Data records
▼▼▼
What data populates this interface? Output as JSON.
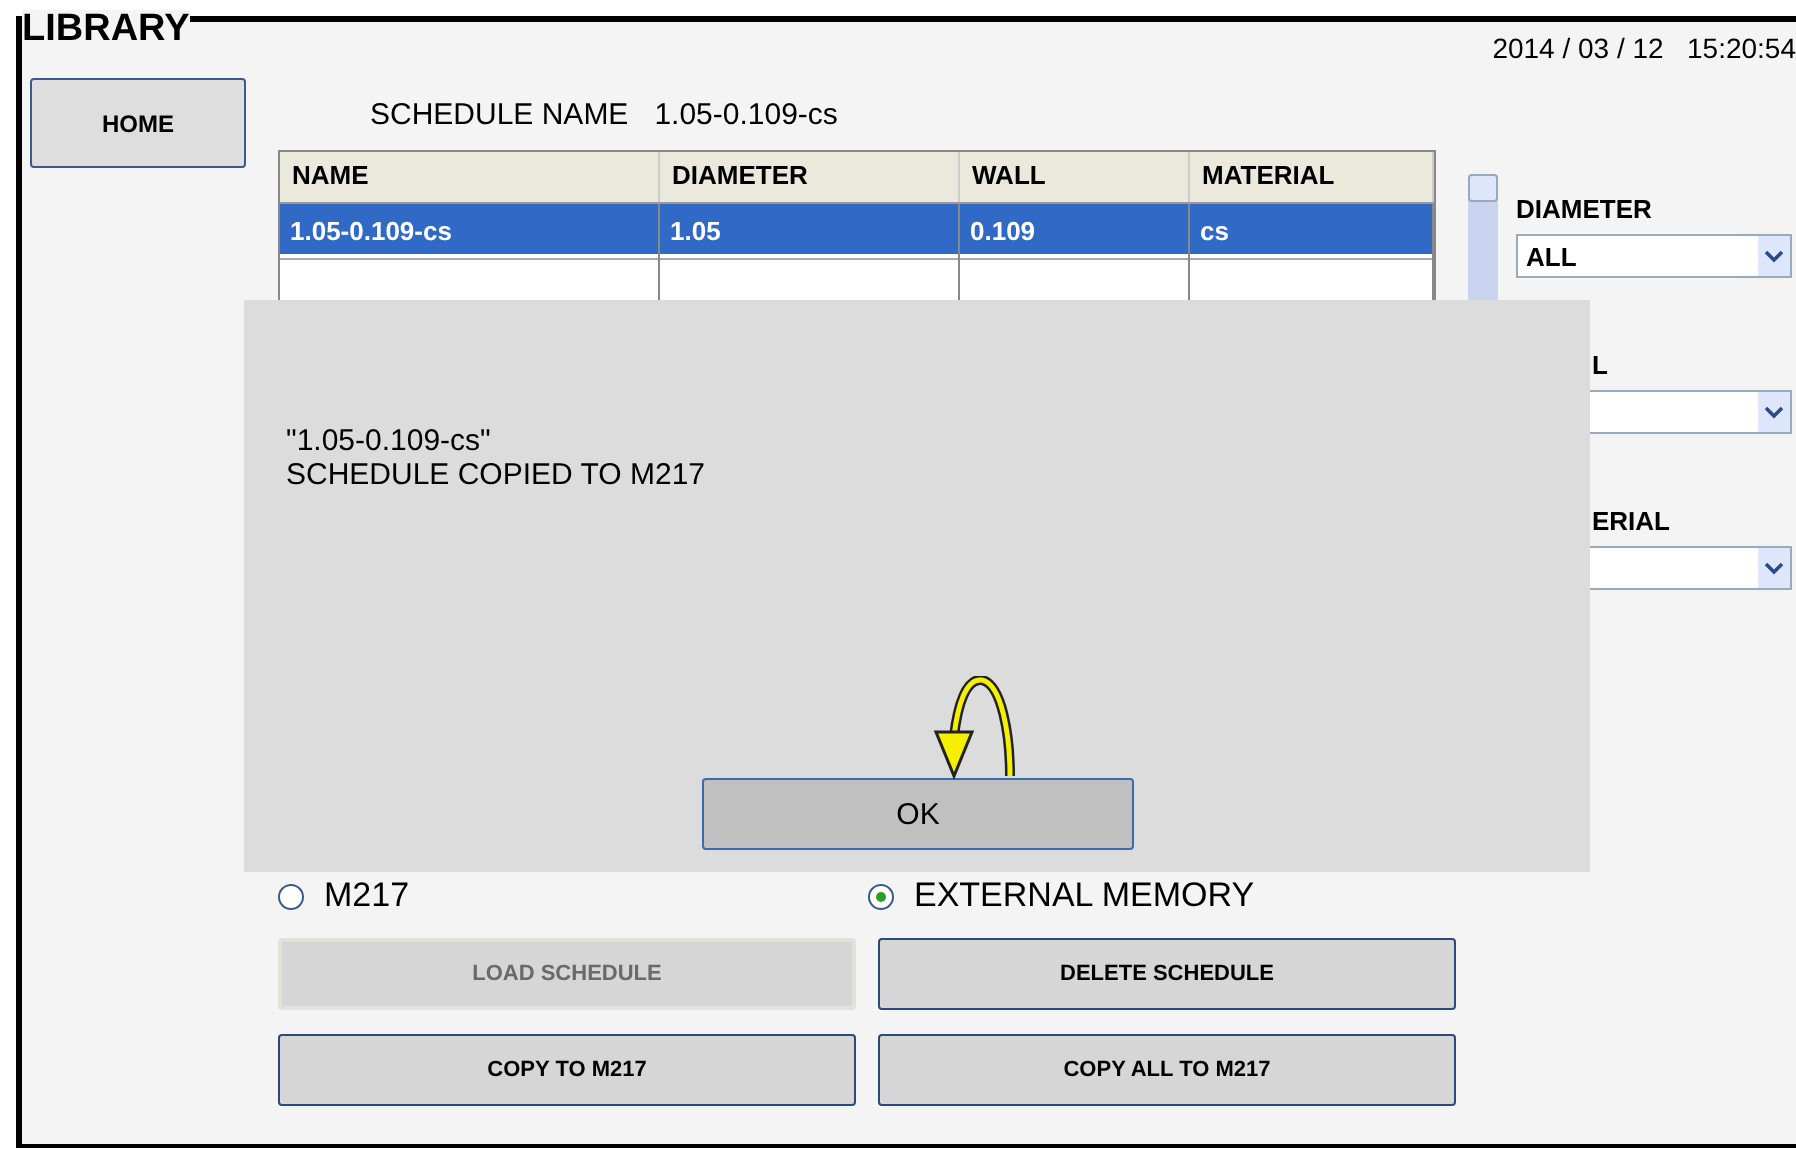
{
  "title": "LIBRARY",
  "datetime": "2014 / 03 / 12   15:20:54",
  "home_button": "HOME",
  "schedule_name": {
    "label": "SCHEDULE NAME",
    "value": "1.05-0.109-cs"
  },
  "table": {
    "columns": [
      "NAME",
      "DIAMETER",
      "WALL",
      "MATERIAL"
    ],
    "rows": [
      {
        "cells": [
          "1.05-0.109-cs",
          "1.05",
          "0.109",
          "cs"
        ],
        "selected": true
      }
    ]
  },
  "filters": [
    {
      "kind": "full",
      "label": "DIAMETER",
      "value": "ALL"
    },
    {
      "kind": "covered",
      "label": "L"
    },
    {
      "kind": "covered",
      "label": "ERIAL"
    }
  ],
  "storage": [
    {
      "label": "M217",
      "selected": false
    },
    {
      "label": "EXTERNAL MEMORY",
      "selected": true
    }
  ],
  "buttons": [
    {
      "label": "LOAD SCHEDULE",
      "disabled": true
    },
    {
      "label": "DELETE SCHEDULE",
      "disabled": false
    },
    {
      "label": "COPY TO M217",
      "disabled": false
    },
    {
      "label": "COPY ALL TO M217",
      "disabled": false
    }
  ],
  "dialog": {
    "lines": [
      "\"1.05-0.109-cs\"",
      "SCHEDULE COPIED TO M217"
    ],
    "button": "OK"
  }
}
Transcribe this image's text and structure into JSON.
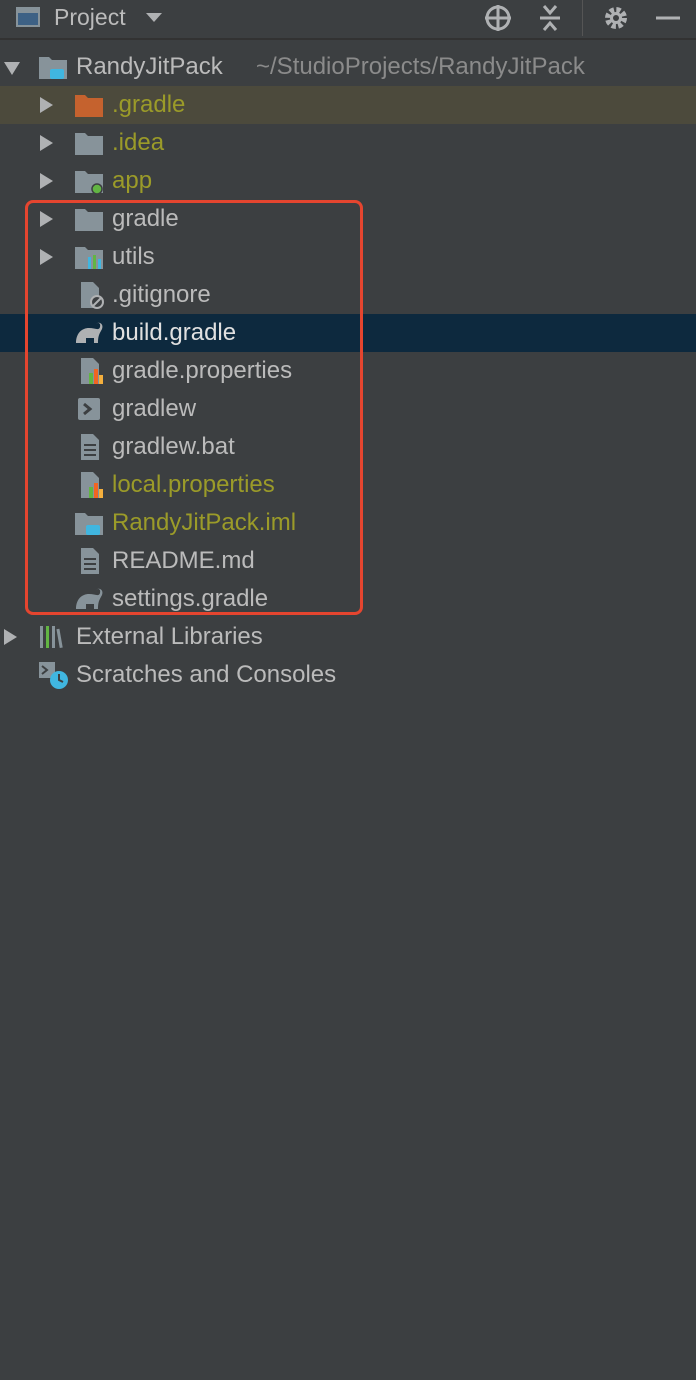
{
  "header": {
    "title": "Project",
    "tools": [
      "locate-icon",
      "collapse-all-icon",
      "gear-icon",
      "minimize-icon"
    ]
  },
  "tree": {
    "root": {
      "name": "RandyJitPack",
      "path": "~/StudioProjects/RandyJitPack"
    },
    "items": [
      {
        "label": ".gradle",
        "color": "#9b9b29"
      },
      {
        "label": ".idea",
        "color": "#9b9b29"
      },
      {
        "label": "app",
        "color": "#9b9b29"
      },
      {
        "label": "gradle",
        "color": "#bbbbbb"
      },
      {
        "label": "utils",
        "color": "#bbbbbb"
      },
      {
        "label": ".gitignore",
        "color": "#bbbbbb"
      },
      {
        "label": "build.gradle",
        "color": "#e0e0e0"
      },
      {
        "label": "gradle.properties",
        "color": "#bbbbbb"
      },
      {
        "label": "gradlew",
        "color": "#bbbbbb"
      },
      {
        "label": "gradlew.bat",
        "color": "#bbbbbb"
      },
      {
        "label": "local.properties",
        "color": "#9b9b29"
      },
      {
        "label": "RandyJitPack.iml",
        "color": "#9b9b29"
      },
      {
        "label": "README.md",
        "color": "#bbbbbb"
      },
      {
        "label": "settings.gradle",
        "color": "#bbbbbb"
      }
    ],
    "external_libraries": "External Libraries",
    "scratches": "Scratches and Consoles"
  },
  "colors": {
    "background": "#3c3f41",
    "selected_row": "#0d293e",
    "excluded_row": "#4c4a3c",
    "highlight_box": "#e5452f"
  }
}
▲▲▲
→ **REQUIRED WORK**: Write down every line of the data above that includes the string "RandyJitPack".

→ **TASK SOLUTION**:
      "name": "RandyJitPack",
      "path": "~/StudioProjects/RandyJitPack"
        "label": "RandyJitPack.iml",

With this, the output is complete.